• **Challenge**: Reproduce all entries word for word.

• **Task data**:
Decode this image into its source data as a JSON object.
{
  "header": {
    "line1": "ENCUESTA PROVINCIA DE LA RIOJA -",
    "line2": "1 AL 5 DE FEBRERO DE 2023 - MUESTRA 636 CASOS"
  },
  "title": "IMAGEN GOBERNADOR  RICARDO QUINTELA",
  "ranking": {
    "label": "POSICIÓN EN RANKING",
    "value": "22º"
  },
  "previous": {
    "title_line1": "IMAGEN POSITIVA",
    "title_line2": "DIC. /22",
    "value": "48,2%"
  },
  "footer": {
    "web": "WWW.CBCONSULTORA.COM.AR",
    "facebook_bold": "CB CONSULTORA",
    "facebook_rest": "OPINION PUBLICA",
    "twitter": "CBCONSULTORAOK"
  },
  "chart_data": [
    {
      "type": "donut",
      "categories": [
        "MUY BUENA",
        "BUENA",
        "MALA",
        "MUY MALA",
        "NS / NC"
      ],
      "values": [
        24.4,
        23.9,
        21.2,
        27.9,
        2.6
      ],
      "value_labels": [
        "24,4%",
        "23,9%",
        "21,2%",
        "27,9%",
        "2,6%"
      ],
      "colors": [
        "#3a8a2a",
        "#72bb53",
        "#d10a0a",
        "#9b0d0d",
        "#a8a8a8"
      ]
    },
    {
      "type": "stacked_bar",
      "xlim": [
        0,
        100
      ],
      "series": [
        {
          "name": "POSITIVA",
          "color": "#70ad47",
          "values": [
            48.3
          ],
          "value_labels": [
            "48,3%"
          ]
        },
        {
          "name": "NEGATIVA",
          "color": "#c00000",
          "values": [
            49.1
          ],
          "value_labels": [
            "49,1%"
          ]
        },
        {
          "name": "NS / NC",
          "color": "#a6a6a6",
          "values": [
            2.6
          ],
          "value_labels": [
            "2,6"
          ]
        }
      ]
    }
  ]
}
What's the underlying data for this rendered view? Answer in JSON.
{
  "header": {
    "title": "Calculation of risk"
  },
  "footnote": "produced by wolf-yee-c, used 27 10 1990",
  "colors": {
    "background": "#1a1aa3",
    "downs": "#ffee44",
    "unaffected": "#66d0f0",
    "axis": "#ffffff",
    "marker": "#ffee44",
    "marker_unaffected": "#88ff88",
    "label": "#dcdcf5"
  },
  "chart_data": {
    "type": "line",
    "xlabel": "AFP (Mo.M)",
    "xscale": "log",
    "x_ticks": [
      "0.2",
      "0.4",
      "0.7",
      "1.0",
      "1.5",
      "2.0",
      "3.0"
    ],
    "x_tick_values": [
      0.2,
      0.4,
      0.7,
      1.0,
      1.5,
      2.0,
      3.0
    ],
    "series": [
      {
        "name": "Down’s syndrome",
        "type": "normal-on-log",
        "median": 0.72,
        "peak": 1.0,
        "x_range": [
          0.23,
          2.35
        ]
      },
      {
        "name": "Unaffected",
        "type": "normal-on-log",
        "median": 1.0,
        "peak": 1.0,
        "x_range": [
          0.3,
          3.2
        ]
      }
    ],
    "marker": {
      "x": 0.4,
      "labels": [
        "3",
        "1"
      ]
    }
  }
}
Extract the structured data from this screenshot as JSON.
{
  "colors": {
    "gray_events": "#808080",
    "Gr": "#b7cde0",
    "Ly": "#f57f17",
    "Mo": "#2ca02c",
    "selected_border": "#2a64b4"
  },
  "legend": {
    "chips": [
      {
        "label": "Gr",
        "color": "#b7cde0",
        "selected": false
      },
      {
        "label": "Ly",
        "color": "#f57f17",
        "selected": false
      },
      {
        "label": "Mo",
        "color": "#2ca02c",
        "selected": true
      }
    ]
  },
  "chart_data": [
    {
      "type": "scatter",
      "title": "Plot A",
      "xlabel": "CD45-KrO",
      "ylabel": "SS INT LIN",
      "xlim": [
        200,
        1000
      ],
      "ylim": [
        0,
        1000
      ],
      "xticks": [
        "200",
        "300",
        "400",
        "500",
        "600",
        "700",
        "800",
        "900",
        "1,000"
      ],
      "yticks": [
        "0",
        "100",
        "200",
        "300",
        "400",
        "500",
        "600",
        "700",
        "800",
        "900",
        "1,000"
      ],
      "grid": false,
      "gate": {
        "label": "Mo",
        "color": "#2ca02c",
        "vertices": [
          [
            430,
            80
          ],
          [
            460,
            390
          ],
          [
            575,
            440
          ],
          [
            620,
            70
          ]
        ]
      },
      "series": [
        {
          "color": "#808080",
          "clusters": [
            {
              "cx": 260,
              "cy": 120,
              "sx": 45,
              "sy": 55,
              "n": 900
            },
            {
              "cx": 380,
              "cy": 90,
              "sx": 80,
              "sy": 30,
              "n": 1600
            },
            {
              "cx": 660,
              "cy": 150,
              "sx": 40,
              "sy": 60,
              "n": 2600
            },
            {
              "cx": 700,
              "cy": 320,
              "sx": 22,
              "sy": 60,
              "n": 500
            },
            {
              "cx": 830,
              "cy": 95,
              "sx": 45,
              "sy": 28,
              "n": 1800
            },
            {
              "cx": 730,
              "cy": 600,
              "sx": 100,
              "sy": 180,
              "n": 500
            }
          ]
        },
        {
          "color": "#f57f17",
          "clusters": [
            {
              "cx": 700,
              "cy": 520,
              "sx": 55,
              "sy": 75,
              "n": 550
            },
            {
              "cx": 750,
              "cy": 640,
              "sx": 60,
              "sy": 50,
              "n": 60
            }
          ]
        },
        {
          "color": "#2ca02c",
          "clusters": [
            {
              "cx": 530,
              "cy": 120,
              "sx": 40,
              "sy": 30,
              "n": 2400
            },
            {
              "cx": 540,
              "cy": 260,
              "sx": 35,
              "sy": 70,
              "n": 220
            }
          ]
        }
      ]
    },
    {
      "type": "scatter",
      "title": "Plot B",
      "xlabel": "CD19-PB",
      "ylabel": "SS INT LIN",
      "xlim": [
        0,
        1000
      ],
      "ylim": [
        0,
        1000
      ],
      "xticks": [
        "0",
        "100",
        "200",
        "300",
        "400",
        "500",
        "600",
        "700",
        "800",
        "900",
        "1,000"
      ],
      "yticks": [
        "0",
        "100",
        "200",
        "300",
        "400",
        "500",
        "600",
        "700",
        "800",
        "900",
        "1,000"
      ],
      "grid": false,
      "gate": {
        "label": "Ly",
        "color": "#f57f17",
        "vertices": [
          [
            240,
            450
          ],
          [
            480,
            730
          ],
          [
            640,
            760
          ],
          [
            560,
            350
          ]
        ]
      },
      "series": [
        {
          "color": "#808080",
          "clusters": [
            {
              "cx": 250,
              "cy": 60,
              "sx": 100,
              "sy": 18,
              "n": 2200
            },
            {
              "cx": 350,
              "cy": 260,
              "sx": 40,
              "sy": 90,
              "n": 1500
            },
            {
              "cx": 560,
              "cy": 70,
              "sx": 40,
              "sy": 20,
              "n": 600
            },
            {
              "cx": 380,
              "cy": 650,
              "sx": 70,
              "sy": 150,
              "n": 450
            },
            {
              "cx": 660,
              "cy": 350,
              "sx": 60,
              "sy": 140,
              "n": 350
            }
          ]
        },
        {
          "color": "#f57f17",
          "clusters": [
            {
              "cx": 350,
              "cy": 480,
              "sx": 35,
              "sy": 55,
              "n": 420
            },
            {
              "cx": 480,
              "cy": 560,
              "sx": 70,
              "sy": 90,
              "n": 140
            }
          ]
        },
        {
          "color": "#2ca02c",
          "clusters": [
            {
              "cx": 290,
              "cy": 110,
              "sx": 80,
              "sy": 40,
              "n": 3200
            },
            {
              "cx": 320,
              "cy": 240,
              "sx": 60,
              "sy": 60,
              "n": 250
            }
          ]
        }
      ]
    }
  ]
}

• **Solved exercise**:
Decode this image into its source data as a JSON object.
{
  "header": {
    "line1": "ENCUESTA PROVINCIA DE LA RIOJA -",
    "line2": "1 AL 5 DE FEBRERO DE 2023 - MUESTRA 636 CASOS"
  },
  "title": "IMAGEN GOBERNADOR  RICARDO QUINTELA",
  "ranking": {
    "label": "POSICIÓN EN RANKING",
    "value": "22º"
  },
  "previous": {
    "title_line1": "IMAGEN POSITIVA",
    "title_line2": "DIC. /22",
    "value": "48,2%"
  },
  "footer": {
    "web": "WWW.CBCONSULTORA.COM.AR",
    "facebook_bold": "CB CONSULTORA",
    "facebook_rest": "OPINION PUBLICA",
    "twitter": "CBCONSULTORAOK"
  },
  "chart_data": [
    {
      "type": "donut",
      "categories": [
        "MUY BUENA",
        "BUENA",
        "MALA",
        "MUY MALA",
        "NS / NC"
      ],
      "values": [
        24.4,
        23.9,
        21.2,
        27.9,
        2.6
      ],
      "value_labels": [
        "24,4%",
        "23,9%",
        "21,2%",
        "27,9%",
        "2,6%"
      ],
      "colors": [
        "#3a8a2a",
        "#72bb53",
        "#d10a0a",
        "#9b0d0d",
        "#a8a8a8"
      ]
    },
    {
      "type": "stacked_bar",
      "xlim": [
        0,
        100
      ],
      "series": [
        {
          "name": "POSITIVA",
          "color": "#70ad47",
          "values": [
            48.3
          ],
          "value_labels": [
            "48,3%"
          ]
        },
        {
          "name": "NEGATIVA",
          "color": "#c00000",
          "values": [
            49.1
          ],
          "value_labels": [
            "49,1%"
          ]
        },
        {
          "name": "NS / NC",
          "color": "#a6a6a6",
          "values": [
            2.6
          ],
          "value_labels": [
            "2,6"
          ]
        }
      ]
    }
  ]
}
What's the underlying data for this rendered view? Answer in JSON.
{
  "header": {
    "title": "Calculation of risk"
  },
  "footnote": "produced by wolf-yee-c, used 27 10 1990",
  "colors": {
    "background": "#1a1aa3",
    "downs": "#ffee44",
    "unaffected": "#66d0f0",
    "axis": "#ffffff",
    "marker": "#ffee44",
    "marker_unaffected": "#88ff88",
    "label": "#dcdcf5"
  },
  "chart_data": {
    "type": "line",
    "xlabel": "AFP (Mo.M)",
    "xscale": "log",
    "x_ticks": [
      "0.2",
      "0.4",
      "0.7",
      "1.0",
      "1.5",
      "2.0",
      "3.0"
    ],
    "x_tick_values": [
      0.2,
      0.4,
      0.7,
      1.0,
      1.5,
      2.0,
      3.0
    ],
    "series": [
      {
        "name": "Down’s syndrome",
        "type": "normal-on-log",
        "median": 0.72,
        "peak": 1.0,
        "x_range": [
          0.23,
          2.35
        ]
      },
      {
        "name": "Unaffected",
        "type": "normal-on-log",
        "median": 1.0,
        "peak": 1.0,
        "x_range": [
          0.3,
          3.2
        ]
      }
    ],
    "marker": {
      "x": 0.4,
      "labels": [
        "3",
        "1"
      ]
    }
  }
}
Extract the structured data from this screenshot as JSON.
{
  "colors": {
    "gray_events": "#808080",
    "Gr": "#b7cde0",
    "Ly": "#f57f17",
    "Mo": "#2ca02c",
    "selected_border": "#2a64b4"
  },
  "legend": {
    "chips": [
      {
        "label": "Gr",
        "color": "#b7cde0",
        "selected": false
      },
      {
        "label": "Ly",
        "color": "#f57f17",
        "selected": false
      },
      {
        "label": "Mo",
        "color": "#2ca02c",
        "selected": true
      }
    ]
  },
  "chart_data": [
    {
      "type": "scatter",
      "title": "Plot A",
      "xlabel": "CD45-KrO",
      "ylabel": "SS INT LIN",
      "xlim": [
        200,
        1000
      ],
      "ylim": [
        0,
        1000
      ],
      "xticks": [
        "200",
        "300",
        "400",
        "500",
        "600",
        "700",
        "800",
        "900",
        "1,000"
      ],
      "yticks": [
        "0",
        "100",
        "200",
        "300",
        "400",
        "500",
        "600",
        "700",
        "800",
        "900",
        "1,000"
      ],
      "grid": false,
      "gate": {
        "label": "Mo",
        "color": "#2ca02c",
        "vertices": [
          [
            430,
            80
          ],
          [
            460,
            390
          ],
          [
            575,
            440
          ],
          [
            620,
            70
          ]
        ]
      },
      "series": [
        {
          "color": "#808080",
          "clusters": [
            {
              "cx": 260,
              "cy": 120,
              "sx": 45,
              "sy": 55,
              "n": 900
            },
            {
              "cx": 380,
              "cy": 90,
              "sx": 80,
              "sy": 30,
              "n": 1600
            },
            {
              "cx": 660,
              "cy": 150,
              "sx": 40,
              "sy": 60,
              "n": 2600
            },
            {
              "cx": 700,
              "cy": 320,
              "sx": 22,
              "sy": 60,
              "n": 500
            },
            {
              "cx": 830,
              "cy": 95,
              "sx": 45,
              "sy": 28,
              "n": 1800
            },
            {
              "cx": 730,
              "cy": 600,
              "sx": 100,
              "sy": 180,
              "n": 500
            }
          ]
        },
        {
          "color": "#f57f17",
          "clusters": [
            {
              "cx": 700,
              "cy": 520,
              "sx": 55,
              "sy": 75,
              "n": 550
            },
            {
              "cx": 750,
              "cy": 640,
              "sx": 60,
              "sy": 50,
              "n": 60
            }
          ]
        },
        {
          "color": "#2ca02c",
          "clusters": [
            {
              "cx": 530,
              "cy": 120,
              "sx": 40,
              "sy": 30,
              "n": 2400
            },
            {
              "cx": 540,
              "cy": 260,
              "sx": 35,
              "sy": 70,
              "n": 220
            }
          ]
        }
      ]
    },
    {
      "type": "scatter",
      "title": "Plot B",
      "xlabel": "CD19-PB",
      "ylabel": "SS INT LIN",
      "xlim": [
        0,
        1000
      ],
      "ylim": [
        0,
        1000
      ],
      "xticks": [
        "0",
        "100",
        "200",
        "300",
        "400",
        "500",
        "600",
        "700",
        "800",
        "900",
        "1,000"
      ],
      "yticks": [
        "0",
        "100",
        "200",
        "300",
        "400",
        "500",
        "600",
        "700",
        "800",
        "900",
        "1,000"
      ],
      "grid": false,
      "gate": {
        "label": "Ly",
        "color": "#f57f17",
        "vertices": [
          [
            240,
            450
          ],
          [
            480,
            730
          ],
          [
            640,
            760
          ],
          [
            560,
            350
          ]
        ]
      },
      "series": [
        {
          "color": "#808080",
          "clusters": [
            {
              "cx": 250,
              "cy": 60,
              "sx": 100,
              "sy": 18,
              "n": 2200
            },
            {
              "cx": 350,
              "cy": 260,
              "sx": 40,
              "sy": 90,
              "n": 1500
            },
            {
              "cx": 560,
              "cy": 70,
              "sx": 40,
              "sy": 20,
              "n": 600
            },
            {
              "cx": 380,
              "cy": 650,
              "sx": 70,
              "sy": 150,
              "n": 450
            },
            {
              "cx": 660,
              "cy": 350,
              "sx": 60,
              "sy": 140,
              "n": 350
            }
          ]
        },
        {
          "color": "#f57f17",
          "clusters": [
            {
              "cx": 350,
              "cy": 480,
              "sx": 35,
              "sy": 55,
              "n": 420
            },
            {
              "cx": 480,
              "cy": 560,
              "sx": 70,
              "sy": 90,
              "n": 140
            }
          ]
        },
        {
          "color": "#2ca02c",
          "clusters": [
            {
              "cx": 290,
              "cy": 110,
              "sx": 80,
              "sy": 40,
              "n": 3200
            },
            {
              "cx": 320,
              "cy": 240,
              "sx": 60,
              "sy": 60,
              "n": 250
            }
          ]
        }
      ]
    }
  ]
}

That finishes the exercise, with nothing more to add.